## WHAT NEEDS TO BE DONE
Would you output the whole listing below, exactly as it reads?
----------
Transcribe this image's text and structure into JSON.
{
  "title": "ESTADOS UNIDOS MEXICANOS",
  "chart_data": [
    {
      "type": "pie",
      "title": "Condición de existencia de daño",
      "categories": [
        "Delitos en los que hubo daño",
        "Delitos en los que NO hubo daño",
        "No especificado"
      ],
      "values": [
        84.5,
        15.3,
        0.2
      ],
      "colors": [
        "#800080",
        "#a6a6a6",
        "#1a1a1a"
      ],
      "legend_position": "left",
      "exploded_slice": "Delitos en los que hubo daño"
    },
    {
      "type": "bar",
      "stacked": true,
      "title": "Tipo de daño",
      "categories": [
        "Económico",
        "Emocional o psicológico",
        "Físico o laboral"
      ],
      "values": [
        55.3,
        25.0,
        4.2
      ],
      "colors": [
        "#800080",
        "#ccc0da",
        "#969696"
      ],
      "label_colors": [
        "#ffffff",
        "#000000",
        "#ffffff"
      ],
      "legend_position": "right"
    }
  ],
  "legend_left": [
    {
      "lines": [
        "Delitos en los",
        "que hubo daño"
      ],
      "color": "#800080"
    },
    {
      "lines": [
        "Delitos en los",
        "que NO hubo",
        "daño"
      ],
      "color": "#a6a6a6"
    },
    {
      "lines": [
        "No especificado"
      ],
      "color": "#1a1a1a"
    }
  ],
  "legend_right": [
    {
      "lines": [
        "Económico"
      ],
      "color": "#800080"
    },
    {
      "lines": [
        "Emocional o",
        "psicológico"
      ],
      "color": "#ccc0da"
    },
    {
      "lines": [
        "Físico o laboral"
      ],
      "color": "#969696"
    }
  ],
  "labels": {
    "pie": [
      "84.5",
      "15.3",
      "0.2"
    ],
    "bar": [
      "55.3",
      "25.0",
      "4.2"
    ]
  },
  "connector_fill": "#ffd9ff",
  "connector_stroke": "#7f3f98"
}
----------
## WRITTEN SOLUTION
Transcribe this image's text and structure into JSON.
{
  "title": "ESTADOS UNIDOS MEXICANOS",
  "chart_data": [
    {
      "type": "pie",
      "title": "Condición de existencia de daño",
      "categories": [
        "Delitos en los que hubo daño",
        "Delitos en los que NO hubo daño",
        "No especificado"
      ],
      "values": [
        84.5,
        15.3,
        0.2
      ],
      "colors": [
        "#800080",
        "#a6a6a6",
        "#1a1a1a"
      ],
      "legend_position": "left",
      "exploded_slice": "Delitos en los que hubo daño"
    },
    {
      "type": "bar",
      "stacked": true,
      "title": "Tipo de daño",
      "categories": [
        "Económico",
        "Emocional o psicológico",
        "Físico o laboral"
      ],
      "values": [
        55.3,
        25.0,
        4.2
      ],
      "colors": [
        "#800080",
        "#ccc0da",
        "#969696"
      ],
      "label_colors": [
        "#ffffff",
        "#000000",
        "#ffffff"
      ],
      "legend_position": "right"
    }
  ],
  "legend_left": [
    {
      "lines": [
        "Delitos en los",
        "que hubo daño"
      ],
      "color": "#800080"
    },
    {
      "lines": [
        "Delitos en los",
        "que NO hubo",
        "daño"
      ],
      "color": "#a6a6a6"
    },
    {
      "lines": [
        "No especificado"
      ],
      "color": "#1a1a1a"
    }
  ],
  "legend_right": [
    {
      "lines": [
        "Económico"
      ],
      "color": "#800080"
    },
    {
      "lines": [
        "Emocional o",
        "psicológico"
      ],
      "color": "#ccc0da"
    },
    {
      "lines": [
        "Físico o laboral"
      ],
      "color": "#969696"
    }
  ],
  "labels": {
    "pie": [
      "84.5",
      "15.3",
      "0.2"
    ],
    "bar": [
      "55.3",
      "25.0",
      "4.2"
    ]
  },
  "connector_fill": "#ffd9ff",
  "connector_stroke": "#7f3f98"
}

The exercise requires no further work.